Collected data entries
★ ★ ★ ★ ★

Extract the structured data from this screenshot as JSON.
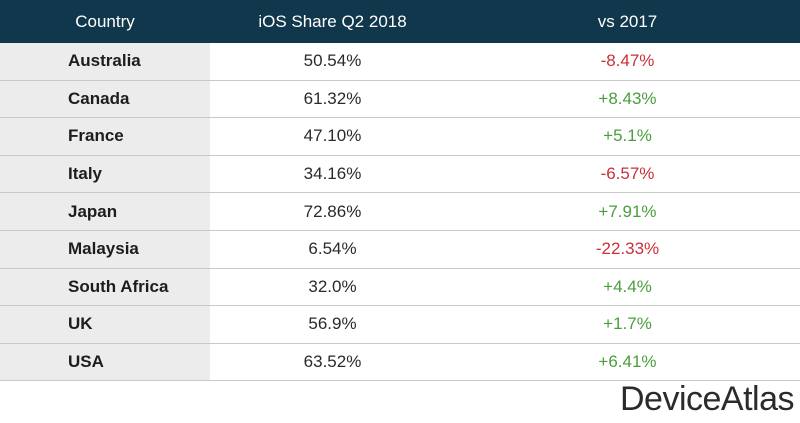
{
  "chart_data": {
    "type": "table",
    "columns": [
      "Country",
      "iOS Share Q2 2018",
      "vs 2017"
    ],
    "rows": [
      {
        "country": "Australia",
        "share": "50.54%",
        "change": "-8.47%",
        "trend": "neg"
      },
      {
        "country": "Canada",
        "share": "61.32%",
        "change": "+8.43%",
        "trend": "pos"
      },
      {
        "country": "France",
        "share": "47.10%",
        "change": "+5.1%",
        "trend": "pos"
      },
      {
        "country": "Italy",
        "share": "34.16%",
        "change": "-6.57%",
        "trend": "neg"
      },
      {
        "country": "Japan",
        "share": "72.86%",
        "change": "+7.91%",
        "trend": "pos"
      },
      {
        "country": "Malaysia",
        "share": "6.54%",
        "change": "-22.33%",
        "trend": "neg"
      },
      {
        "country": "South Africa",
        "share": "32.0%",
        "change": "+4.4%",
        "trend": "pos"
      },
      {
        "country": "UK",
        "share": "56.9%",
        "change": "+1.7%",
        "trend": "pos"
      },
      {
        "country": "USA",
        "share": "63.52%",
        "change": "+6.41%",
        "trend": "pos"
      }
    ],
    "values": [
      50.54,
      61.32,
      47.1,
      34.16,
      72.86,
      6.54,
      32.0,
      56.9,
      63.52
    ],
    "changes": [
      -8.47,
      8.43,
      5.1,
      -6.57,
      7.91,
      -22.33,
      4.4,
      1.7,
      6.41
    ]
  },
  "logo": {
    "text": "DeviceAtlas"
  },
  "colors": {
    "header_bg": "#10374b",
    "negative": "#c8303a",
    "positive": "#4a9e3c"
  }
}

★ ★ ★ ★ ★

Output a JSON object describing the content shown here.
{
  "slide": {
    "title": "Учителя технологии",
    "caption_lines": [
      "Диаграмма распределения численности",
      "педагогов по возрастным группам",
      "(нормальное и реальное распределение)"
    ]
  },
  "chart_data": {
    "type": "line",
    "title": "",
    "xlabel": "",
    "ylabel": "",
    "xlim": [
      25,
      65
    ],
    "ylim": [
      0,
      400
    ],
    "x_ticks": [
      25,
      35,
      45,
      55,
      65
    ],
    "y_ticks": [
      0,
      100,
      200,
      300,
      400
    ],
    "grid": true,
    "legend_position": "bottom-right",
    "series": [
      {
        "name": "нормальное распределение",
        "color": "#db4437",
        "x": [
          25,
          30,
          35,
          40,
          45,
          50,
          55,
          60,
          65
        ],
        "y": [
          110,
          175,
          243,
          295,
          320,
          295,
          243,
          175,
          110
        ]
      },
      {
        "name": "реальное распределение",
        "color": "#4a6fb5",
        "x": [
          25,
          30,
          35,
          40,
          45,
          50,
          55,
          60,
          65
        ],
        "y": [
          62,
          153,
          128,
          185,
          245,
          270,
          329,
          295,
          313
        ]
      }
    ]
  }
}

★ ★ ★ ★ ★

__Job__
Copy out every line of the data that includes the word "нормальное".

__Result of the task__
      "(нормальное и реальное распределение)"
        "name": "нормальное распределение",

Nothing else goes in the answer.